▶ **Problem requirements**: Below are some records. How many of their lines contain the string "Dicaprio"? Give the number only.

▶ **Records to process**:
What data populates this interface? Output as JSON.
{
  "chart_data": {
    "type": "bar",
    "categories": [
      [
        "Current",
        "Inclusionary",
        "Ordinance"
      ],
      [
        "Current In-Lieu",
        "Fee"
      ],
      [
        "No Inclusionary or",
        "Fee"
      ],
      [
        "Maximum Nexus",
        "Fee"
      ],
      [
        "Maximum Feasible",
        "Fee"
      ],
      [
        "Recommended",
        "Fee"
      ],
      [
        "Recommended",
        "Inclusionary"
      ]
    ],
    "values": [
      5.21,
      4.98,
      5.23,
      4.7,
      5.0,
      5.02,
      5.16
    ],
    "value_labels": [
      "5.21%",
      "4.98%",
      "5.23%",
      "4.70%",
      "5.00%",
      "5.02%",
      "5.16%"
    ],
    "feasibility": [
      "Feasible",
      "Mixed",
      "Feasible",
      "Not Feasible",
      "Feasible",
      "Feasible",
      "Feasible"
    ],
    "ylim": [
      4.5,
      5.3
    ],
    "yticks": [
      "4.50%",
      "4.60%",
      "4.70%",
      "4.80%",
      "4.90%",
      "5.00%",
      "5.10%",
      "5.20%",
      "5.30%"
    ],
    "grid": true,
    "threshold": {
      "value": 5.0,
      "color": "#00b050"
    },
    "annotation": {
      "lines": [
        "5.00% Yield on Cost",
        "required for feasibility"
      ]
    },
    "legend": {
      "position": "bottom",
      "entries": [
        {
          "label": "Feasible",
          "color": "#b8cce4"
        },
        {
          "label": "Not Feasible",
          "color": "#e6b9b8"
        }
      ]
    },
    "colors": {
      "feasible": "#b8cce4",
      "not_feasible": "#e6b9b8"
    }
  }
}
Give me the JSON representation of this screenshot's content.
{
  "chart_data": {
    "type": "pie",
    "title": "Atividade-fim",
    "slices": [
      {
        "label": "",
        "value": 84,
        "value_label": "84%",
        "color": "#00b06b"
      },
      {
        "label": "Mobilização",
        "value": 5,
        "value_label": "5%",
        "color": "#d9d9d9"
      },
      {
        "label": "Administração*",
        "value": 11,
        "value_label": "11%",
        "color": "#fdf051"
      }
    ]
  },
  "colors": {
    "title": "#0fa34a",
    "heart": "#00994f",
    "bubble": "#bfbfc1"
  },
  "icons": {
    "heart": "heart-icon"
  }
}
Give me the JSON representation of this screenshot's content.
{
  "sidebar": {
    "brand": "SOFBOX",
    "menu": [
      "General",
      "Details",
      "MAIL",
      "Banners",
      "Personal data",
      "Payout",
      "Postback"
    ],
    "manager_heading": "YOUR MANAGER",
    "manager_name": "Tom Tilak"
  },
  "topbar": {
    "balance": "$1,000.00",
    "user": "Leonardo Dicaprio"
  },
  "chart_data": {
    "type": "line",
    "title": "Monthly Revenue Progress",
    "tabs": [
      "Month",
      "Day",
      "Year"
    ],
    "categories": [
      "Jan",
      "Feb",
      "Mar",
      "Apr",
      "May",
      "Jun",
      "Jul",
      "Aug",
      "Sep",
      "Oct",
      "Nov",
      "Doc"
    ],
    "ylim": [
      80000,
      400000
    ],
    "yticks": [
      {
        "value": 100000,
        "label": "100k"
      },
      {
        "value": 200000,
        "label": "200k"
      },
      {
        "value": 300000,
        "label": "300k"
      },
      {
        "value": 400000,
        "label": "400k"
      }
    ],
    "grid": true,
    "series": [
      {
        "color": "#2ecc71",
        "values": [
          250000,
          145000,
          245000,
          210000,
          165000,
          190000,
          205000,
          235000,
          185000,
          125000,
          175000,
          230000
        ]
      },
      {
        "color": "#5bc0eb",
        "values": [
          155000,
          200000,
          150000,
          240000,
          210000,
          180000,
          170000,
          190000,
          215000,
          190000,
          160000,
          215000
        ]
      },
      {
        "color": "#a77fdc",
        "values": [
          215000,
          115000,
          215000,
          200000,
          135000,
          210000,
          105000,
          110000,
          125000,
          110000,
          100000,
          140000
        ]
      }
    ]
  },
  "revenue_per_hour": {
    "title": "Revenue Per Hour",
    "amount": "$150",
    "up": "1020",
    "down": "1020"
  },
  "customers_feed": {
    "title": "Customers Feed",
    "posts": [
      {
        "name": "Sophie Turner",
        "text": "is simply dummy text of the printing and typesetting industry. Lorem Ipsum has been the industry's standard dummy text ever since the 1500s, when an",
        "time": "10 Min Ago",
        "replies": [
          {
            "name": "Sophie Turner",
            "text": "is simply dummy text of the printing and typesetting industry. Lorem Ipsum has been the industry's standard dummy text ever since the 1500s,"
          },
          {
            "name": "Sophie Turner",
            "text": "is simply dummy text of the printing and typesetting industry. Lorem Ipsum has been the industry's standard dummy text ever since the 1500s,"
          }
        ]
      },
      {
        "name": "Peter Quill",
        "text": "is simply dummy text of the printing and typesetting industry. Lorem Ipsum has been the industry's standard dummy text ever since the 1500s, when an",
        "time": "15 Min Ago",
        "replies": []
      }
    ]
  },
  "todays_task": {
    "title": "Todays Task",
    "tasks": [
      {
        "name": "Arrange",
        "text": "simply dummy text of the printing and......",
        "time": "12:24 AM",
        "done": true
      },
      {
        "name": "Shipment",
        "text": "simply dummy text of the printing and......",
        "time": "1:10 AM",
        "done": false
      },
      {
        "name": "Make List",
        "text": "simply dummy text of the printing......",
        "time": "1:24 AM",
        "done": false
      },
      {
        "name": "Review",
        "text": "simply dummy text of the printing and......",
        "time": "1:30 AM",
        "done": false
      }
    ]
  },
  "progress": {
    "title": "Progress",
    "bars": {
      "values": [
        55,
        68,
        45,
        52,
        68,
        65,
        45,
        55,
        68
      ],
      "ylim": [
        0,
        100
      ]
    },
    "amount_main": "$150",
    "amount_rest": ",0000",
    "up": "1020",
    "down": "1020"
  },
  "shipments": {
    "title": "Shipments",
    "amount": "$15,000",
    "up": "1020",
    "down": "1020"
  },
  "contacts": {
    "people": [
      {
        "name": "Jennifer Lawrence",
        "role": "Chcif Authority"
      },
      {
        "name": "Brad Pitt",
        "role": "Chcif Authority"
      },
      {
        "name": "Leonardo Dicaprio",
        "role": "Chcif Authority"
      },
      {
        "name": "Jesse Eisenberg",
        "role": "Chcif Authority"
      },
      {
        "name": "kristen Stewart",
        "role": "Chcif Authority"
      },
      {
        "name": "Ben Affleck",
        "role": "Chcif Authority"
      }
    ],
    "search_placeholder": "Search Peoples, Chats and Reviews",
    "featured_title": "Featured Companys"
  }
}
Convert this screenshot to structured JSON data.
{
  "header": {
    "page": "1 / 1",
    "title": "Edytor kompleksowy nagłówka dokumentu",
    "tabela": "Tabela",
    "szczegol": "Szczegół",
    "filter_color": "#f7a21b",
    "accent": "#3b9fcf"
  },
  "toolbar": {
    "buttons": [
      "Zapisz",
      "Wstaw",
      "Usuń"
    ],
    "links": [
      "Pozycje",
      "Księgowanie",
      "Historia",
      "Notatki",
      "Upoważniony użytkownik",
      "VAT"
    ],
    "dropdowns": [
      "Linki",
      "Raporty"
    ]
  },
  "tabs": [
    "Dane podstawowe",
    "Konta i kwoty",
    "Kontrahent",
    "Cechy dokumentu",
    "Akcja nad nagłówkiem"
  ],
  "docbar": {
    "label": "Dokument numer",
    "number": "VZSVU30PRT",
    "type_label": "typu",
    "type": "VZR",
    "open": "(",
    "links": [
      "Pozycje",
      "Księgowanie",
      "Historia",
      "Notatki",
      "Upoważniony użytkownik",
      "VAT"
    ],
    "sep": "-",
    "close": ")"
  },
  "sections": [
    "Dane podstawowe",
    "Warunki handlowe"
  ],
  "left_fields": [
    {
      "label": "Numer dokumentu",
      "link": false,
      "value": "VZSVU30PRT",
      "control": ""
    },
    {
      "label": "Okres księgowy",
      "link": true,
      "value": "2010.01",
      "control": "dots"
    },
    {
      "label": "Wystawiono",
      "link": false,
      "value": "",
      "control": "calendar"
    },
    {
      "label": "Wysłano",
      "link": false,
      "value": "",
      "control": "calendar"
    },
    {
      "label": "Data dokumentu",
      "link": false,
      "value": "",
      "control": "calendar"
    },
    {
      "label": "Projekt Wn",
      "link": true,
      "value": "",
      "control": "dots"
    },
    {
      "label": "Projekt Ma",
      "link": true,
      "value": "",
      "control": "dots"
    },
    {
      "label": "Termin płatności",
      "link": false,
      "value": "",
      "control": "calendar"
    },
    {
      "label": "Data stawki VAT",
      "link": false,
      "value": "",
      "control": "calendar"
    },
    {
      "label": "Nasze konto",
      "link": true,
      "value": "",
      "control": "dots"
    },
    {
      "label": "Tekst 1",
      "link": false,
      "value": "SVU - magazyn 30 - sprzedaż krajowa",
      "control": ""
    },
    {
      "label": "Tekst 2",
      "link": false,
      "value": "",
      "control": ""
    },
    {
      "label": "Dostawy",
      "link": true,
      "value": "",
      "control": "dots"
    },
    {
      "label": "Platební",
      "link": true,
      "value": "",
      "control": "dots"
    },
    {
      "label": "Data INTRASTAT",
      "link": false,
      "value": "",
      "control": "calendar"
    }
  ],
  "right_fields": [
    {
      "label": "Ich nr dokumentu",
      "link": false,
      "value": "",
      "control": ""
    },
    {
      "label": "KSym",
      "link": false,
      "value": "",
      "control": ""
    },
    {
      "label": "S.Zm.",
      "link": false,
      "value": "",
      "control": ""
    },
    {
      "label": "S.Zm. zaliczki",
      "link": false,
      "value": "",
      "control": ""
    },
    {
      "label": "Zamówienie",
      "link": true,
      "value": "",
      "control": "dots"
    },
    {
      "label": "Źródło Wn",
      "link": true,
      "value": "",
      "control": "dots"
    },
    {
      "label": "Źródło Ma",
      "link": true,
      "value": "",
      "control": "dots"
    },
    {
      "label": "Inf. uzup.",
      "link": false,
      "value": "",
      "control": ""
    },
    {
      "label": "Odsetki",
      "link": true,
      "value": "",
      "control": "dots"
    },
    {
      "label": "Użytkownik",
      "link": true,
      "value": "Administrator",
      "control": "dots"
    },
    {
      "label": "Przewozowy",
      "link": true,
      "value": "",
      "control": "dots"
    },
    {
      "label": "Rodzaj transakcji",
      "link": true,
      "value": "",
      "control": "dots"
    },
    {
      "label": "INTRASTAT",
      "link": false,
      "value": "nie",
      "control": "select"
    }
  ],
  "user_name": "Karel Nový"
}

▶ **Worked answer**: 2